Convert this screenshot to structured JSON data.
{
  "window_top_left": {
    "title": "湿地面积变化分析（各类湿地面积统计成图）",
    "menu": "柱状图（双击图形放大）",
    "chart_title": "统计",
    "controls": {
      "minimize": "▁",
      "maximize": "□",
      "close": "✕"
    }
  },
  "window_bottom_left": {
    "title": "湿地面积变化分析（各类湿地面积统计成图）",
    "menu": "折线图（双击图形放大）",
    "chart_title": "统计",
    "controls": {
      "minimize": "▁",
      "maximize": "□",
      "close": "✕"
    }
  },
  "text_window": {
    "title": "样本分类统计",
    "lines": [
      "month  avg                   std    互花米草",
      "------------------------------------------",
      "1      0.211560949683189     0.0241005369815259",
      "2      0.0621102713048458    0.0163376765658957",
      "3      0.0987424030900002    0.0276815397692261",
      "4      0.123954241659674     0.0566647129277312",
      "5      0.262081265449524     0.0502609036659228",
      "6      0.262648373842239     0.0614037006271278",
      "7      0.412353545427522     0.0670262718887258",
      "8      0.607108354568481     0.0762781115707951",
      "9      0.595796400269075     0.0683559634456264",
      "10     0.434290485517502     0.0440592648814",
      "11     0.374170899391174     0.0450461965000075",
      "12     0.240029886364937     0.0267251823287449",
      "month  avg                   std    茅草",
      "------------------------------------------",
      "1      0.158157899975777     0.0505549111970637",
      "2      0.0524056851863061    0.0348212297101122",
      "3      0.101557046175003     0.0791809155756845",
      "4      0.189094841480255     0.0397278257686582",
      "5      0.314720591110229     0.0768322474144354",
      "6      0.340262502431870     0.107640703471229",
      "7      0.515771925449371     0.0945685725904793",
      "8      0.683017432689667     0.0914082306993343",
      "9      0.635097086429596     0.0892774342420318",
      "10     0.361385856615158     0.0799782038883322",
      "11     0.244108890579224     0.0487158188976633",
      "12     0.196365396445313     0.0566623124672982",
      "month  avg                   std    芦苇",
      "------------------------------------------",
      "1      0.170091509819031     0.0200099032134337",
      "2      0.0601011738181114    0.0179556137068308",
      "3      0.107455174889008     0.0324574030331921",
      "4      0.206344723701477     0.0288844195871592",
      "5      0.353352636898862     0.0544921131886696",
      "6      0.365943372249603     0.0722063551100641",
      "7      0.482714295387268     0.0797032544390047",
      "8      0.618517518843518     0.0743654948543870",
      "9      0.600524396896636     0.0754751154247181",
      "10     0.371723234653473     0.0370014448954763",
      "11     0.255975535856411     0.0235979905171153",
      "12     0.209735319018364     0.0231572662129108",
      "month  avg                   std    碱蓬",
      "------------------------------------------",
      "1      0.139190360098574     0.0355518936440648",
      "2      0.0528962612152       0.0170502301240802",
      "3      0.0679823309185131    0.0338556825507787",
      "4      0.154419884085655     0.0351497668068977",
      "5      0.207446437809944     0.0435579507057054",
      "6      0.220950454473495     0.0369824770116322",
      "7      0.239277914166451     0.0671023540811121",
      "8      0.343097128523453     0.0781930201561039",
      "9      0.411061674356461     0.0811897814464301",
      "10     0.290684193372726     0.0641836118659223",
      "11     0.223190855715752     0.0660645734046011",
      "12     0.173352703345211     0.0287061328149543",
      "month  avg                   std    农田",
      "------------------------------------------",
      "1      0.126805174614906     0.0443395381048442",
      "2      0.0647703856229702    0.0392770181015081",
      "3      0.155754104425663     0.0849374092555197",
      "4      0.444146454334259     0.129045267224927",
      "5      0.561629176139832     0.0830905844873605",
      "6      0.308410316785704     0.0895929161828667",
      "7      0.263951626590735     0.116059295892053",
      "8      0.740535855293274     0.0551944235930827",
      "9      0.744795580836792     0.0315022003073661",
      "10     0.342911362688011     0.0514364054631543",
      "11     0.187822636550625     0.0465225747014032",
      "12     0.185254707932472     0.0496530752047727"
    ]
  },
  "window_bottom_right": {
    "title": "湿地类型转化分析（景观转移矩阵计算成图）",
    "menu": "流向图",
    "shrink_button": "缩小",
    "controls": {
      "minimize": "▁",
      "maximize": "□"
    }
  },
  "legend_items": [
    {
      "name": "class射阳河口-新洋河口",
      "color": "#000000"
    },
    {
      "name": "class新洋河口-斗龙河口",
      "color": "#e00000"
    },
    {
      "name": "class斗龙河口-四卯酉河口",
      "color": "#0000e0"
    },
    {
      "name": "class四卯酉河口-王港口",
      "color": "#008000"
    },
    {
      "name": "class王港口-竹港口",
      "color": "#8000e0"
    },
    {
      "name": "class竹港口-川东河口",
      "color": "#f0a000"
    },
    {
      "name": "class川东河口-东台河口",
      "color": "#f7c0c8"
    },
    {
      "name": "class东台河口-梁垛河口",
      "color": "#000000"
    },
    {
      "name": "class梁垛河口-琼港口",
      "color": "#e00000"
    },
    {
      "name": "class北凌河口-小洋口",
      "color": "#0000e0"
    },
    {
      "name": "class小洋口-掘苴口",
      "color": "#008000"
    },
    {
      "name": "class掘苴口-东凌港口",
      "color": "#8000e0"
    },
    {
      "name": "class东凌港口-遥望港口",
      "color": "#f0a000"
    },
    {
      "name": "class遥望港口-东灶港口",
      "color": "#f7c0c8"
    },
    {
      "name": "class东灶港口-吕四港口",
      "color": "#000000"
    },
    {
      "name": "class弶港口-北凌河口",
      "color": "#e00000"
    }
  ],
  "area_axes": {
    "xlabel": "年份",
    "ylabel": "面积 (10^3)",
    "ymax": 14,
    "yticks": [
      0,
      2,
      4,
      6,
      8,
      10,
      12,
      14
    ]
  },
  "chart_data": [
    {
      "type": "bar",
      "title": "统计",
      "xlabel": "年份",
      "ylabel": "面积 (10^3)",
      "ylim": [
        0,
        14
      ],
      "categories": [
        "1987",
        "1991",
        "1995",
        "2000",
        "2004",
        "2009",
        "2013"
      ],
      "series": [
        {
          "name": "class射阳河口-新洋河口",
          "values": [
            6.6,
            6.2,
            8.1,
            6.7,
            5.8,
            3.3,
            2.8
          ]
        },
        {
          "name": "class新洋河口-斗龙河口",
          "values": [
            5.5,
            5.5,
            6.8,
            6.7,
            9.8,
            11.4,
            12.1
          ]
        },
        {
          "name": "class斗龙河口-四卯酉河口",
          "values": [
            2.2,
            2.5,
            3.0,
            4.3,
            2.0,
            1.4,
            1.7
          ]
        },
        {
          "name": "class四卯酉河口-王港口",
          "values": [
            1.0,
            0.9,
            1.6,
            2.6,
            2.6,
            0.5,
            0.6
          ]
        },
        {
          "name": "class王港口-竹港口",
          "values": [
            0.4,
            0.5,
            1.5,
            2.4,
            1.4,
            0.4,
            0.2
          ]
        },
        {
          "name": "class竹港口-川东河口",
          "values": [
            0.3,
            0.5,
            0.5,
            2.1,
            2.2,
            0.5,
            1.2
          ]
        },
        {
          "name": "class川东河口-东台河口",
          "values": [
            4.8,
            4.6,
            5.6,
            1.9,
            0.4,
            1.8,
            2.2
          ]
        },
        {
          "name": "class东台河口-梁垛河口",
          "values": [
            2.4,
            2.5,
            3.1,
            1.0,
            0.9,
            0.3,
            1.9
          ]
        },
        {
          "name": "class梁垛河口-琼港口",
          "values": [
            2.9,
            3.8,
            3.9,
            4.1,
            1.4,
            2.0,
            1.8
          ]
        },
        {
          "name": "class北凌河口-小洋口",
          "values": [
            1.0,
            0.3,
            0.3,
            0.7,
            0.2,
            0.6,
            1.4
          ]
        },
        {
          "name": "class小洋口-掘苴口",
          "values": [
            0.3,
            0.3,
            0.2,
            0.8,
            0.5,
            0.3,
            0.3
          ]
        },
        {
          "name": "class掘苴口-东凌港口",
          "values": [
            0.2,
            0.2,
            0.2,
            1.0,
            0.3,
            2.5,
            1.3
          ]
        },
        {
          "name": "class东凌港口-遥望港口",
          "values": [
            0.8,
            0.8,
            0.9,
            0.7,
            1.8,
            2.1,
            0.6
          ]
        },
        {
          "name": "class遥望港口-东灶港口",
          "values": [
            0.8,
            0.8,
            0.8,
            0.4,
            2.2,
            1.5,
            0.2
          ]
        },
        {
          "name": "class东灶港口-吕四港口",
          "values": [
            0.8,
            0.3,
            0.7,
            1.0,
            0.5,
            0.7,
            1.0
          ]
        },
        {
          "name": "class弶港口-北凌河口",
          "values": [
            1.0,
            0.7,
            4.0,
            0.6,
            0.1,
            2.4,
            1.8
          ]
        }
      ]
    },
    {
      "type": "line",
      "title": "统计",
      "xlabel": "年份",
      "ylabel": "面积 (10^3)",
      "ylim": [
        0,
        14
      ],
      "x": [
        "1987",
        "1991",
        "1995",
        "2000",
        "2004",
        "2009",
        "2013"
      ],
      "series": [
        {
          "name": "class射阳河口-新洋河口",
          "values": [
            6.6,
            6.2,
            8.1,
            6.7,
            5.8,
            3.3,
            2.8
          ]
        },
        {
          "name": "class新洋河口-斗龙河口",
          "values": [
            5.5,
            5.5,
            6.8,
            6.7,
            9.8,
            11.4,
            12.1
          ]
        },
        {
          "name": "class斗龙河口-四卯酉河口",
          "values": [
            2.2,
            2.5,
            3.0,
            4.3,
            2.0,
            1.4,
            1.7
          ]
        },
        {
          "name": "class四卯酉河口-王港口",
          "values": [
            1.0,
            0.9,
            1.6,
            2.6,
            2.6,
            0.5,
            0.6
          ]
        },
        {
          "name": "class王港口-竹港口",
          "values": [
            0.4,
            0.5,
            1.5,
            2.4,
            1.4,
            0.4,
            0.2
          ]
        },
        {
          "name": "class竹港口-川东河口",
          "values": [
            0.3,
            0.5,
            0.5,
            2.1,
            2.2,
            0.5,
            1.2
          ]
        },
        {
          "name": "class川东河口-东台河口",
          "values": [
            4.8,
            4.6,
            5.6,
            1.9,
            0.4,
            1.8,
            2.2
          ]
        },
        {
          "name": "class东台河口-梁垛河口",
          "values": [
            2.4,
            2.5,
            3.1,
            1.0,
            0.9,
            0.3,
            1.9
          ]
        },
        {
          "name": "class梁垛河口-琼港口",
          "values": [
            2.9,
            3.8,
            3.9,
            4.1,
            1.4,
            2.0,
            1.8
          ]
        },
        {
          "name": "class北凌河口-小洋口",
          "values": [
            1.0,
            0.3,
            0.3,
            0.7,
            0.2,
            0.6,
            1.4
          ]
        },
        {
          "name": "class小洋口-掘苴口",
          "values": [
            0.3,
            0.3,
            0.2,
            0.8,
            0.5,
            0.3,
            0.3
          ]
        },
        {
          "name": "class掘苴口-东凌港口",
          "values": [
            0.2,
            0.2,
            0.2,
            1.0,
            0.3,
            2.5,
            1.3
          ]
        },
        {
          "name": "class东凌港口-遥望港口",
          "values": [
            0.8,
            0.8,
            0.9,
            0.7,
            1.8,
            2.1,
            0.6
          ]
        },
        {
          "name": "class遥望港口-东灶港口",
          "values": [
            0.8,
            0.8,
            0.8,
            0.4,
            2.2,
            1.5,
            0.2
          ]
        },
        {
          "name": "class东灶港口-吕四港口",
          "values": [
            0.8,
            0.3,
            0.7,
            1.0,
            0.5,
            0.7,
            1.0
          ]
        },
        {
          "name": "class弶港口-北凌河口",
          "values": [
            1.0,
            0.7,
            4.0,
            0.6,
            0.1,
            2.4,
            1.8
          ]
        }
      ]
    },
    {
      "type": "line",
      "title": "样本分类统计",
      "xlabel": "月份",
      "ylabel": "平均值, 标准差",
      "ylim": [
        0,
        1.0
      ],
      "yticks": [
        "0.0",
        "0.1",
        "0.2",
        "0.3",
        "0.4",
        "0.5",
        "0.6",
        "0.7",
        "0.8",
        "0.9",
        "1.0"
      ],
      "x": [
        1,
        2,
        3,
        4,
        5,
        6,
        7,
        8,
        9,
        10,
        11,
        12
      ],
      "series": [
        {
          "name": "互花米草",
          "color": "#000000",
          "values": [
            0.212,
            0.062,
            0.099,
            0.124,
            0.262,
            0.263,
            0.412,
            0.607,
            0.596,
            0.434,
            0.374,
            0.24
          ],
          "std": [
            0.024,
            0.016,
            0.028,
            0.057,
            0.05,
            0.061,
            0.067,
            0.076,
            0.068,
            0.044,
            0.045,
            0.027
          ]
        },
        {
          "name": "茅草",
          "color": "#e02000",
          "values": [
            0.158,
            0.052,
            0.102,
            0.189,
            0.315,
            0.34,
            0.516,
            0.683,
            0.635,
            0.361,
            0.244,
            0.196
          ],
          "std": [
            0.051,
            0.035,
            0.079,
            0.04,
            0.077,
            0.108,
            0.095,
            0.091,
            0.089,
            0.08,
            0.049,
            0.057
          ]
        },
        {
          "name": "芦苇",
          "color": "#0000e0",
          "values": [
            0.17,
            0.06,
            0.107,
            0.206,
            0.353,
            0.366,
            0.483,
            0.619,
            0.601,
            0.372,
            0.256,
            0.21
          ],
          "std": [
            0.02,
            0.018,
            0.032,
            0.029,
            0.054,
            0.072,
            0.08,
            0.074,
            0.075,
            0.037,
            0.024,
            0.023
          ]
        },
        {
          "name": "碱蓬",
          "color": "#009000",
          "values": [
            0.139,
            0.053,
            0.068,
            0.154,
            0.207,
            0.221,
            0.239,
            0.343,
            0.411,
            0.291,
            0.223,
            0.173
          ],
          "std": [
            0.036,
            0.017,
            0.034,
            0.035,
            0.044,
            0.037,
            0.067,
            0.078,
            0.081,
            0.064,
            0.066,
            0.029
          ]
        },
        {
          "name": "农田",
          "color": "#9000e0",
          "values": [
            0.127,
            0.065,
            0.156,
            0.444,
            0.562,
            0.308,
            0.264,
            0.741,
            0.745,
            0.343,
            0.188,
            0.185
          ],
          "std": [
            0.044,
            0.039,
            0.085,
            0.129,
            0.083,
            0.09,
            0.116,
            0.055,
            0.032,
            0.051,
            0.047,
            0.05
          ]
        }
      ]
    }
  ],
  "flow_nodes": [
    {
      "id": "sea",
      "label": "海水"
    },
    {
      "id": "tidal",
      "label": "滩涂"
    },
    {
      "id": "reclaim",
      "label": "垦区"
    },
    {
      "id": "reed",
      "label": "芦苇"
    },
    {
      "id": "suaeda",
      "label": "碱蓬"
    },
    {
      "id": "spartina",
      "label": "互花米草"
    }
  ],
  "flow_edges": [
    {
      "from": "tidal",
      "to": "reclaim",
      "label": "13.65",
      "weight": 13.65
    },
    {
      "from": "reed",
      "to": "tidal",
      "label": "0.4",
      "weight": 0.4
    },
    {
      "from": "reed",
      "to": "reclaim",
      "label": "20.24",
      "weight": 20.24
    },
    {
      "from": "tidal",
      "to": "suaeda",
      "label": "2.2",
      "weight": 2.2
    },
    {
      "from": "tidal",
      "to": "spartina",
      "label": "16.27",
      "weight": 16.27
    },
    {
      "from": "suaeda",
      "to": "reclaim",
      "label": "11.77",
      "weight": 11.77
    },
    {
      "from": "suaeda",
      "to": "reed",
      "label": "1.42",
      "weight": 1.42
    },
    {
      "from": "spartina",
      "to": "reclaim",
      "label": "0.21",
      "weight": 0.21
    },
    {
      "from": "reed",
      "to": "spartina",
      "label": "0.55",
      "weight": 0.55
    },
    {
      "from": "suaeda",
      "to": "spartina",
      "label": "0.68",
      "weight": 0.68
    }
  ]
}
▬▬▬▬▬▬
• INSTRUCTIONS FOR THE TASK:
From the listing above, copy every line that holds the string "ylabel".

• RESPONSE TO THIS EXERCISE:
    "ylabel": "面积 (10^3)",
      "ylabel": "面积 (10^3)",
      "ylabel": "面积 (10^3)",
      "ylabel": "平均值, 标准差",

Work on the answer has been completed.